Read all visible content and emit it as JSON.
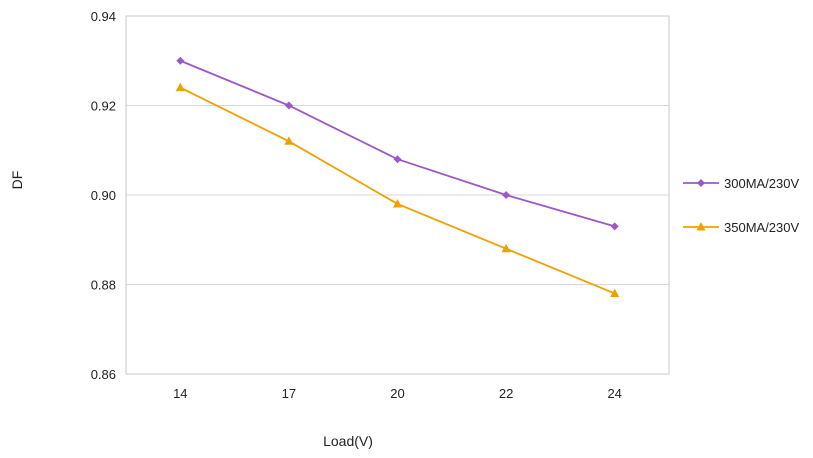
{
  "chart_data": {
    "type": "line",
    "categories": [
      "14",
      "17",
      "20",
      "22",
      "24"
    ],
    "series": [
      {
        "name": "300MA/230V",
        "values": [
          0.93,
          0.92,
          0.908,
          0.9,
          0.893
        ],
        "color": "#9b59c8",
        "marker": "diamond"
      },
      {
        "name": "350MA/230V",
        "values": [
          0.924,
          0.912,
          0.898,
          0.888,
          0.878
        ],
        "color": "#f0a000",
        "marker": "triangle"
      }
    ],
    "xlabel": "Load(V)",
    "ylabel": "DF",
    "ylim": [
      0.86,
      0.94
    ],
    "yticks": [
      "0.86",
      "0.88",
      "0.90",
      "0.92",
      "0.94"
    ],
    "grid": true,
    "legend_position": "right"
  }
}
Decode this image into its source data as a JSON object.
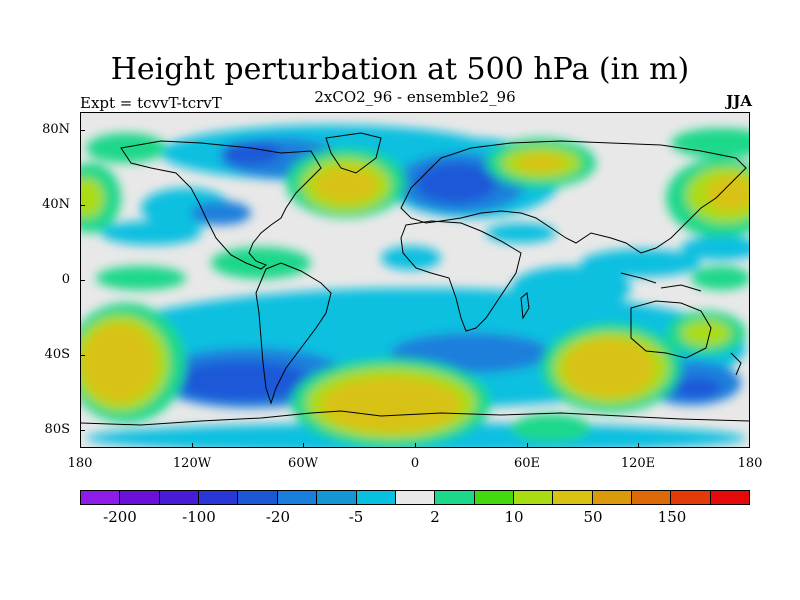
{
  "title": "Height perturbation at 500 hPa (in m)",
  "left_subtitle": "Expt = tcvvT-tcrvT",
  "center_subtitle": "2xCO2_96 - ensemble2_96",
  "right_subtitle": "JJA",
  "lat_labels": [
    "80N",
    "40N",
    "0",
    "40S",
    "80S"
  ],
  "lon_labels": [
    "180",
    "120W",
    "60W",
    "0",
    "60E",
    "120E",
    "180"
  ],
  "colorbar": {
    "colors": [
      "#8d1ce8",
      "#6a10d8",
      "#4a1bd6",
      "#2a37d8",
      "#1a58d8",
      "#1a7fdc",
      "#1596d4",
      "#08c0e0",
      "#e8e8e8",
      "#1ed88a",
      "#44d80f",
      "#aadc12",
      "#d8c212",
      "#da9a0c",
      "#dc6a08",
      "#e03b08",
      "#e40a0a"
    ],
    "labels": [
      "-200",
      "-100",
      "-20",
      "-5",
      "2",
      "10",
      "50",
      "150"
    ]
  }
}
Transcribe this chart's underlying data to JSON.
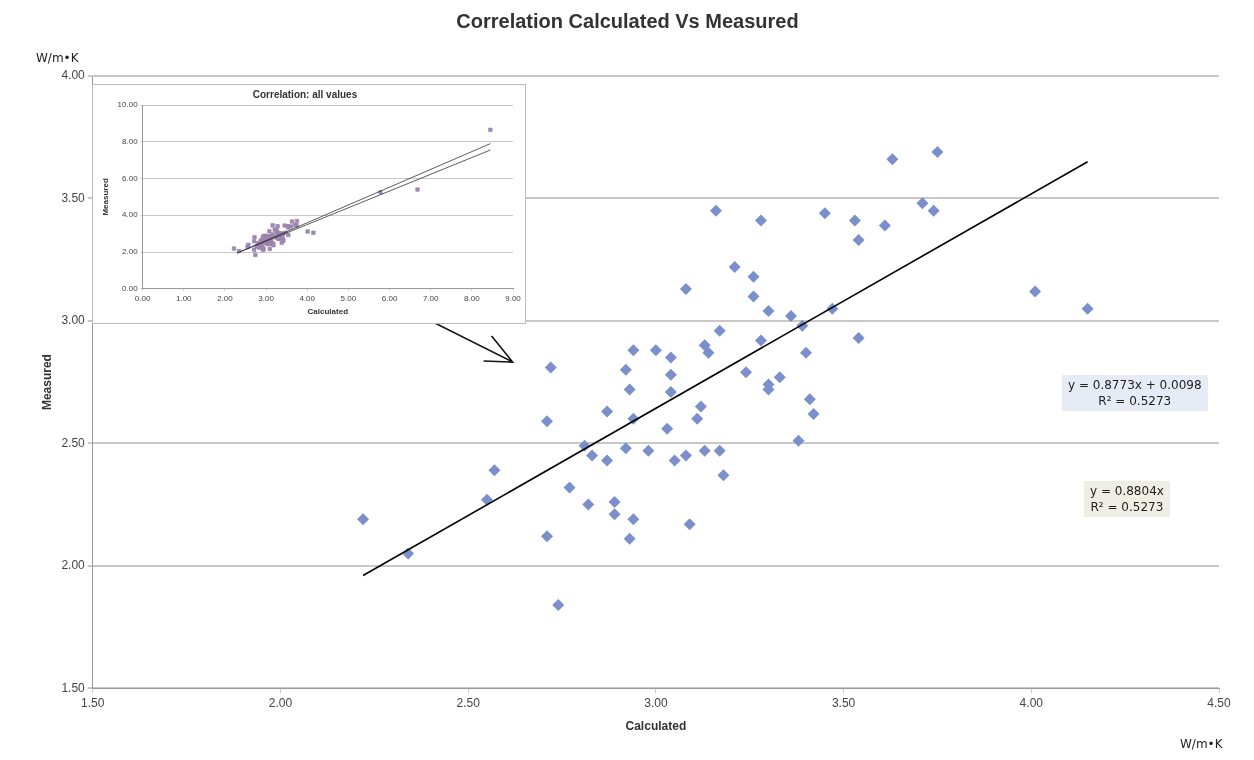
{
  "chart_data": [
    {
      "type": "scatter",
      "title": "Correlation Calculated Vs Measured",
      "xlabel": "Calculated",
      "ylabel": "Measured",
      "xlim": [
        1.5,
        4.5
      ],
      "xticks": [
        {
          "value": 1.5,
          "label": "1.50"
        },
        {
          "value": 2,
          "label": "2.00"
        },
        {
          "value": 2.5,
          "label": "2.50"
        },
        {
          "value": 3,
          "label": "3.00"
        },
        {
          "value": 3.5,
          "label": "3.50"
        },
        {
          "value": 4,
          "label": "4.00"
        },
        {
          "value": 4.5,
          "label": "4.50"
        }
      ],
      "ylim": [
        1.5,
        4
      ],
      "yticks": [
        {
          "value": 1.5,
          "label": "1.50"
        },
        {
          "value": 2,
          "label": "2.00"
        },
        {
          "value": 2.5,
          "label": "2.50"
        },
        {
          "value": 3,
          "label": "3.00"
        },
        {
          "value": 3.5,
          "label": "3.50"
        },
        {
          "value": 4,
          "label": "4.00"
        }
      ],
      "grid": "y",
      "legend": false,
      "annotations": [
        "W/m•K",
        "W/m•K",
        "y = 0.8773x + 0.0098\nR² = 0.5273",
        "y = 0.8804x\nR² = 0.5273"
      ],
      "series": [
        {
          "type": "scatter",
          "marker": "diamond",
          "color": "#7b8fcb",
          "x": [
            2.22,
            2.34,
            2.55,
            2.57,
            2.72,
            2.71,
            2.71,
            2.74,
            2.77,
            2.81,
            2.83,
            2.82,
            2.87,
            2.87,
            2.89,
            2.89,
            2.92,
            2.94,
            2.93,
            2.94,
            2.92,
            2.94,
            2.93,
            2.98,
            3.0,
            3.04,
            3.04,
            3.04,
            3.03,
            3.05,
            3.08,
            3.09,
            3.12,
            3.11,
            3.13,
            3.17,
            3.18,
            3.13,
            3.14,
            3.17,
            3.24,
            3.28,
            3.3,
            3.3,
            3.33,
            3.16,
            3.21,
            3.26,
            3.26,
            3.3,
            3.08,
            3.28,
            3.63,
            3.75,
            3.45,
            3.53,
            3.54,
            3.61,
            3.71,
            3.74,
            3.36,
            3.39,
            3.47,
            3.54,
            4.01,
            4.15,
            3.4,
            3.41,
            3.42,
            3.38
          ],
          "values": [
            2.19,
            2.05,
            2.27,
            2.39,
            2.81,
            2.59,
            2.12,
            1.84,
            2.32,
            2.49,
            2.45,
            2.25,
            2.63,
            2.43,
            2.26,
            2.21,
            2.8,
            2.88,
            2.72,
            2.6,
            2.48,
            2.19,
            2.11,
            2.47,
            2.88,
            2.85,
            2.78,
            2.71,
            2.56,
            2.43,
            2.45,
            2.17,
            2.65,
            2.6,
            2.47,
            2.47,
            2.37,
            2.9,
            2.87,
            2.96,
            2.79,
            2.92,
            2.74,
            2.72,
            2.77,
            3.45,
            3.22,
            3.18,
            3.1,
            3.04,
            3.13,
            3.41,
            3.66,
            3.69,
            3.44,
            3.41,
            3.33,
            3.39,
            3.48,
            3.45,
            3.02,
            2.98,
            3.05,
            2.93,
            3.12,
            3.05,
            2.87,
            2.68,
            2.62,
            2.51
          ]
        },
        {
          "type": "line",
          "color": "#000000",
          "x": [
            2.22,
            4.15
          ],
          "values": [
            1.96,
            3.65
          ]
        }
      ]
    },
    {
      "type": "scatter",
      "title": "Correlation: all values",
      "xlabel": "Calculated",
      "ylabel": "Measured",
      "xlim": [
        0,
        9
      ],
      "xticks": [
        {
          "value": 0,
          "label": "0.00"
        },
        {
          "value": 1,
          "label": "1.00"
        },
        {
          "value": 2,
          "label": "2.00"
        },
        {
          "value": 3,
          "label": "3.00"
        },
        {
          "value": 4,
          "label": "4.00"
        },
        {
          "value": 5,
          "label": "5.00"
        },
        {
          "value": 6,
          "label": "6.00"
        },
        {
          "value": 7,
          "label": "7.00"
        },
        {
          "value": 8,
          "label": "8.00"
        },
        {
          "value": 9,
          "label": "9.00"
        }
      ],
      "ylim": [
        0,
        10
      ],
      "yticks": [
        {
          "value": 0,
          "label": "0.00"
        },
        {
          "value": 2,
          "label": "2.00"
        },
        {
          "value": 4,
          "label": "4.00"
        },
        {
          "value": 6,
          "label": "6.00"
        },
        {
          "value": 8,
          "label": "8.00"
        },
        {
          "value": 10,
          "label": "10.00"
        }
      ],
      "grid": "y",
      "legend": false,
      "series": [
        {
          "type": "scatter",
          "marker": "square",
          "color": "#8a8fcf",
          "x": [
            2.22,
            2.34,
            2.55,
            2.57,
            2.72,
            2.71,
            2.71,
            2.74,
            2.77,
            2.81,
            2.83,
            2.82,
            2.87,
            2.87,
            2.89,
            2.89,
            2.92,
            2.94,
            2.93,
            2.94,
            2.92,
            2.94,
            2.93,
            2.98,
            3.0,
            3.04,
            3.04,
            3.04,
            3.03,
            3.05,
            3.08,
            3.09,
            3.12,
            3.11,
            3.13,
            3.17,
            3.18,
            3.13,
            3.14,
            3.17,
            3.24,
            3.28,
            3.3,
            3.3,
            3.33,
            3.16,
            3.21,
            3.26,
            3.26,
            3.3,
            3.08,
            3.28,
            3.63,
            3.75,
            3.45,
            3.53,
            3.54,
            3.61,
            3.71,
            3.74,
            3.36,
            3.39,
            3.47,
            3.54,
            4.01,
            4.15,
            3.4,
            3.41,
            3.42,
            3.38,
            5.78,
            6.68,
            8.45
          ],
          "values": [
            2.19,
            2.05,
            2.27,
            2.39,
            2.81,
            2.59,
            2.12,
            1.84,
            2.32,
            2.49,
            2.45,
            2.25,
            2.63,
            2.43,
            2.26,
            2.21,
            2.8,
            2.88,
            2.72,
            2.6,
            2.48,
            2.19,
            2.11,
            2.47,
            2.88,
            2.85,
            2.78,
            2.71,
            2.56,
            2.43,
            2.45,
            2.17,
            2.65,
            2.6,
            2.47,
            2.47,
            2.37,
            2.9,
            2.87,
            2.96,
            2.79,
            2.92,
            2.74,
            2.72,
            2.77,
            3.45,
            3.22,
            3.18,
            3.1,
            3.04,
            3.13,
            3.41,
            3.66,
            3.69,
            3.44,
            3.41,
            3.33,
            3.39,
            3.48,
            3.45,
            3.02,
            2.98,
            3.05,
            2.93,
            3.12,
            3.05,
            2.87,
            2.68,
            2.62,
            2.51,
            5.25,
            5.4,
            8.65
          ]
        },
        {
          "type": "line",
          "color": "#333333",
          "x": [
            2.3,
            8.45
          ],
          "values": [
            1.95,
            7.9
          ]
        },
        {
          "type": "line",
          "color": "#333333",
          "x": [
            2.3,
            8.45
          ],
          "values": [
            1.95,
            7.55
          ]
        }
      ]
    }
  ]
}
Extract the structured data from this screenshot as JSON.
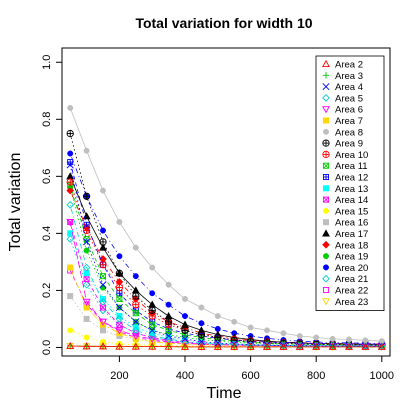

* * *

:: Work to be completed ::
Search the data for "marker". Copy every matching line.

:: Answer for the task ::
        "marker": "diamond"
        "marker": "triangle"
          "marker": "diamond",
          "marker": "square",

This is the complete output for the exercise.